[Stored items]
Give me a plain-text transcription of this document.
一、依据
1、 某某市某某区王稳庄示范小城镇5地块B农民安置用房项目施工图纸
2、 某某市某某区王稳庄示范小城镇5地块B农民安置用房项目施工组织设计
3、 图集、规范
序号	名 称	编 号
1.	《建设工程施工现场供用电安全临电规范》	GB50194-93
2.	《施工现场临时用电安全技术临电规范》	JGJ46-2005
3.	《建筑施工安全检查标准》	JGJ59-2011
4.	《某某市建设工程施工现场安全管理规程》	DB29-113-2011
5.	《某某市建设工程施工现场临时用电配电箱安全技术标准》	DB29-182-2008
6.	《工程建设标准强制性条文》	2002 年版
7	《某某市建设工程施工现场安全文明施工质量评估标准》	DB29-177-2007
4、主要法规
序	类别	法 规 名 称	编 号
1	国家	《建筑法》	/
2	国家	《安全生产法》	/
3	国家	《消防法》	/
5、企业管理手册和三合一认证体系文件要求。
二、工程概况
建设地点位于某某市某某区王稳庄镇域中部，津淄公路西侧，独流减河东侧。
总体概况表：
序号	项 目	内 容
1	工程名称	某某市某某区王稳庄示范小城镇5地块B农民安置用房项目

## Problem
Please restate the records in full, word for word.

## In response
Give me a plain-text transcription of this document.
一、依据
1、 某某市某某区王稳庄示范小城镇5地块B农民安置用房项目施工图纸
2、 某某市某某区王稳庄示范小城镇5地块B农民安置用房项目施工组织设计
3、 图集、规范
序号	名 称	编 号
1.	《建设工程施工现场供用电安全临电规范》	GB50194-93
2.	《施工现场临时用电安全技术临电规范》	JGJ46-2005
3.	《建筑施工安全检查标准》	JGJ59-2011
4.	《某某市建设工程施工现场安全管理规程》	DB29-113-2011
5.	《某某市建设工程施工现场临时用电配电箱安全技术标准》	DB29-182-2008
6.	《工程建设标准强制性条文》	2002 年版
7	《某某市建设工程施工现场安全文明施工质量评估标准》	DB29-177-2007
4、主要法规
序	类别	法 规 名 称	编 号
1	国家	《建筑法》	/
2	国家	《安全生产法》	/
3	国家	《消防法》	/
5、企业管理手册和三合一认证体系文件要求。
二、工程概况
建设地点位于某某市某某区王稳庄镇域中部，津淄公路西侧，独流减河东侧。
总体概况表：
序号	项 目	内 容
1	工程名称	某某市某某区王稳庄示范小城镇5地块B农民安置用房项目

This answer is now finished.